# WRITTEN TASK
How many lines of the data include the string "conservative"? State the number and nothing else.

========

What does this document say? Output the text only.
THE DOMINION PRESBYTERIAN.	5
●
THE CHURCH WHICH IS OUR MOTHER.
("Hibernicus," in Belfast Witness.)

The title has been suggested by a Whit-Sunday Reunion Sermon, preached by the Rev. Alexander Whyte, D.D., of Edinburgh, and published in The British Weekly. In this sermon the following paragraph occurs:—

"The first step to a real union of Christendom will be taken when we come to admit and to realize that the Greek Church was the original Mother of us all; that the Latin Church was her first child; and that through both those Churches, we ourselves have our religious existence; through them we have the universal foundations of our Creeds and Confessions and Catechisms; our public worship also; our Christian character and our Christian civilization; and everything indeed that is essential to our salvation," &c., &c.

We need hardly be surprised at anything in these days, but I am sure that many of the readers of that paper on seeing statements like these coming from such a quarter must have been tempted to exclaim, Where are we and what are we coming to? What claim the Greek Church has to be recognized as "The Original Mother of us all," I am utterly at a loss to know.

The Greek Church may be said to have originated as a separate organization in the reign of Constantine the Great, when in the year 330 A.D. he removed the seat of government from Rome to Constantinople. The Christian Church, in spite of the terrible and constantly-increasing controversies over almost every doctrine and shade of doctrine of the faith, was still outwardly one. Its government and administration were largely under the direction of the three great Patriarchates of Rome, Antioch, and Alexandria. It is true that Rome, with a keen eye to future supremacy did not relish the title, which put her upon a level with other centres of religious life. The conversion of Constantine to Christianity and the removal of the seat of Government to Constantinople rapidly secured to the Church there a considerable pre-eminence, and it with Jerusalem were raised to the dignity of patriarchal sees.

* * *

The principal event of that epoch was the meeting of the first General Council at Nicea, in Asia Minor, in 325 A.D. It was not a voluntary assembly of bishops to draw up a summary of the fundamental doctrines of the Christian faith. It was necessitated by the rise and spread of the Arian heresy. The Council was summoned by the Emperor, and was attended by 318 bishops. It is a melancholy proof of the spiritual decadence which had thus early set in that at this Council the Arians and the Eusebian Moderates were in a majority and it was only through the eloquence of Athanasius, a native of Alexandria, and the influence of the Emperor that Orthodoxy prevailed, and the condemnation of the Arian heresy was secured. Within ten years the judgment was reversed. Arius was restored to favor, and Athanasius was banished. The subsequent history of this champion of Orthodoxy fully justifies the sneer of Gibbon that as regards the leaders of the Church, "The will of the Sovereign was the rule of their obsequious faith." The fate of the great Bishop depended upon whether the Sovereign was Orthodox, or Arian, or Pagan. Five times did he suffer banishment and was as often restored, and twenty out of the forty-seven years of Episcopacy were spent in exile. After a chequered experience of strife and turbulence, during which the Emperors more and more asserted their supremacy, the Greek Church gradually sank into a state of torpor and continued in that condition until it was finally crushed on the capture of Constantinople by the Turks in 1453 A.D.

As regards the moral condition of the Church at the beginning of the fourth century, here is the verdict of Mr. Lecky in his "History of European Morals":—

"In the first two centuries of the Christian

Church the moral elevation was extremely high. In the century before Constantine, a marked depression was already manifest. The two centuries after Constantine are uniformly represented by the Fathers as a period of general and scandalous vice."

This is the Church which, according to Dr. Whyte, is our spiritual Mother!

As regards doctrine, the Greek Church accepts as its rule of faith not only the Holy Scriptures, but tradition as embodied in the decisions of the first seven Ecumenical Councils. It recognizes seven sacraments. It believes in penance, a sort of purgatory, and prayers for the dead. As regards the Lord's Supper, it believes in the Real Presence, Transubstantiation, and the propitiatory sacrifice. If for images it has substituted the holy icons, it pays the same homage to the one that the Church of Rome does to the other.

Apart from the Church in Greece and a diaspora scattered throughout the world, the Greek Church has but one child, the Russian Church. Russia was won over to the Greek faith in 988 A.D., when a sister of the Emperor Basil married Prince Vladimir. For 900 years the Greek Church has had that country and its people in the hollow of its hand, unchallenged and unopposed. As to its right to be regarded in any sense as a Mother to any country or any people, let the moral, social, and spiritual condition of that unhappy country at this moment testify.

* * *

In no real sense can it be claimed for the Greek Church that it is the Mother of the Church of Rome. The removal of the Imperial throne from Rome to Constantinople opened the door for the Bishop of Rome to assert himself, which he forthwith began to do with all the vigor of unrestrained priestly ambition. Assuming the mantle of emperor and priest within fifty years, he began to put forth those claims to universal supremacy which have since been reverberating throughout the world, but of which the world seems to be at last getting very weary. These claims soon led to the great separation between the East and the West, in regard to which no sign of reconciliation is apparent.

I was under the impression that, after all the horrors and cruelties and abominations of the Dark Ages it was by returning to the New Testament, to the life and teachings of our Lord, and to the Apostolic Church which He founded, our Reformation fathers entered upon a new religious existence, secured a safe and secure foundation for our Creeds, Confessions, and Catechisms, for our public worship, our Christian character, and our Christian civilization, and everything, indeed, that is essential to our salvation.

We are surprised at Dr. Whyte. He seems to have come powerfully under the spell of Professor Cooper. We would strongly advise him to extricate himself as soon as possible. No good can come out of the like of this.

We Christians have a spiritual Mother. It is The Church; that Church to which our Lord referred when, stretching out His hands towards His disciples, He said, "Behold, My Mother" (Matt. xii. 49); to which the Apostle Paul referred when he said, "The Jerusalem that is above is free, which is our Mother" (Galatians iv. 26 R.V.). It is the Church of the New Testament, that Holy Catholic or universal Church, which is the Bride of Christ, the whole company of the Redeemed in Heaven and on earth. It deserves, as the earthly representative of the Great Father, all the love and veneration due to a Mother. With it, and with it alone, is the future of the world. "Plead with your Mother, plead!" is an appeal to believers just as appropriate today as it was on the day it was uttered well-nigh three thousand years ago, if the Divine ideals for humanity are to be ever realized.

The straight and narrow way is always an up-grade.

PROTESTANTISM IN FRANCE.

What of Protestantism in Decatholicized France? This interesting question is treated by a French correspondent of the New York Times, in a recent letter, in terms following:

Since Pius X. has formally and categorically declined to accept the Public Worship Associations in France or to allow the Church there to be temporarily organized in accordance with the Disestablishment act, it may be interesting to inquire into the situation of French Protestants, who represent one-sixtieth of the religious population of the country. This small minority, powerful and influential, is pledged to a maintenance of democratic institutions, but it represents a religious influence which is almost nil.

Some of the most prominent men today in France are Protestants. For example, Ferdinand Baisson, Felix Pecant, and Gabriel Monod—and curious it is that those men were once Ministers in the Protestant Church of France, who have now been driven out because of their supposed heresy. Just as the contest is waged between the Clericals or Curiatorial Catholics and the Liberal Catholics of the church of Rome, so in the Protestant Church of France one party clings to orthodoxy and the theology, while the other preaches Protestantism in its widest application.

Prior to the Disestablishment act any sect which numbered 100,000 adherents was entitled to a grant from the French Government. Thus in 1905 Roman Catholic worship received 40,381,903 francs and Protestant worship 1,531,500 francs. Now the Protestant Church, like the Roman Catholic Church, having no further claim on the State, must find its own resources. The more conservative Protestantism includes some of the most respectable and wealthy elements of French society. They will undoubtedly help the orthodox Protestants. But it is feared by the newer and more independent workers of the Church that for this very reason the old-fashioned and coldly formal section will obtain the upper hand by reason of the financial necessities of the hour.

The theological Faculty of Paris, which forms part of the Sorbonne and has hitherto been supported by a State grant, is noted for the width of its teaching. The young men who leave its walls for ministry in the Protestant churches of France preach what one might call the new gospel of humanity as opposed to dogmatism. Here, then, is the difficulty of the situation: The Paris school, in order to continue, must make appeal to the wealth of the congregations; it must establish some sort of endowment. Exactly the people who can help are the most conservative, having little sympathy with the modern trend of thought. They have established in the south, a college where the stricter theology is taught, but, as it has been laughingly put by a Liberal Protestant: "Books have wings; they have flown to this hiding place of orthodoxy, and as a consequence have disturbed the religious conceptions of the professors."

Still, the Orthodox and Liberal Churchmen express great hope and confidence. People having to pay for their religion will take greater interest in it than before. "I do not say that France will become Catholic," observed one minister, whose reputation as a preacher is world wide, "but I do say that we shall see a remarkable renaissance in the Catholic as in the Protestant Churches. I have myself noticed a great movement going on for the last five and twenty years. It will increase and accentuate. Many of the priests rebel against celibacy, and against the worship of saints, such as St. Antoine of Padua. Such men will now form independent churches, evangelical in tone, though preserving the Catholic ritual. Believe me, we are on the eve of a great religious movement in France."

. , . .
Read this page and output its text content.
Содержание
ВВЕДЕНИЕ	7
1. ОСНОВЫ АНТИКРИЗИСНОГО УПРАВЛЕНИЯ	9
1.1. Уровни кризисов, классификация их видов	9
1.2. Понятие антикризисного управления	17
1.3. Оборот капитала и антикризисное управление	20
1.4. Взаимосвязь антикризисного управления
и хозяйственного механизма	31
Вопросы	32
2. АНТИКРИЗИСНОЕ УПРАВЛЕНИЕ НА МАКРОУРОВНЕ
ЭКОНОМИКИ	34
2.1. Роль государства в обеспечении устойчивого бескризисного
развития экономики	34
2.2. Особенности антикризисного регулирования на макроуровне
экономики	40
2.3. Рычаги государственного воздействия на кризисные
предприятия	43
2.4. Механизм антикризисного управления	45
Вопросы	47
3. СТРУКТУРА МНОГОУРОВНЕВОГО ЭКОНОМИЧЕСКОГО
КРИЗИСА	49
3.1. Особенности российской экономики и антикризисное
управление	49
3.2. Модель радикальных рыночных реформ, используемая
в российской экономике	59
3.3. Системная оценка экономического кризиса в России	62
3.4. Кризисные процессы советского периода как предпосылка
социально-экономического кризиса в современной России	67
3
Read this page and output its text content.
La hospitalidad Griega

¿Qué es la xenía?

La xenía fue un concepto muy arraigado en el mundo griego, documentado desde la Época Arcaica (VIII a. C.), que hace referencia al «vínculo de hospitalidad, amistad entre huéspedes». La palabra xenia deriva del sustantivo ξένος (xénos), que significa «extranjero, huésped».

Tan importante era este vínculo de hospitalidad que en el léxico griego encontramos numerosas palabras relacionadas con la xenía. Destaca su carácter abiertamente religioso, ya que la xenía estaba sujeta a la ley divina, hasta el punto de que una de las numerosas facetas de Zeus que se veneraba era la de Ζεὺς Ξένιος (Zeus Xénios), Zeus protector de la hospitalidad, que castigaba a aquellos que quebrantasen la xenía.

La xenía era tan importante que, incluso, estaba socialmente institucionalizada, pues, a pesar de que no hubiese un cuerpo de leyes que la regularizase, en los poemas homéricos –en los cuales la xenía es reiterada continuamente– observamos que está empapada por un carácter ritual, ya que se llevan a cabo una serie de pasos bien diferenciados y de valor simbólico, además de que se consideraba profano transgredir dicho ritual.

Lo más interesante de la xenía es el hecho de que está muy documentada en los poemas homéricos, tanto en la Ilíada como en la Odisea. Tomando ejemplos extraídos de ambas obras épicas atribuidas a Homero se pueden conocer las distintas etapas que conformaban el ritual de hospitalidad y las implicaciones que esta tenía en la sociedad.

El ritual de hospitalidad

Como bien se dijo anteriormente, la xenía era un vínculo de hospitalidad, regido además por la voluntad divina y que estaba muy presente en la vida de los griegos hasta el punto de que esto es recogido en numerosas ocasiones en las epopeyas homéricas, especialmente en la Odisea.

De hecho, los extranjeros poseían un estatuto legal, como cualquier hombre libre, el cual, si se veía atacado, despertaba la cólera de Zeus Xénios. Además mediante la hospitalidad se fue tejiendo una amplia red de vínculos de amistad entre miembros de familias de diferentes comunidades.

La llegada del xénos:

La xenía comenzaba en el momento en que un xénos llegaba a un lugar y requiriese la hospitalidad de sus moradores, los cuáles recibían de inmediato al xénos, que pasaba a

========

# TASK RESPONSE
2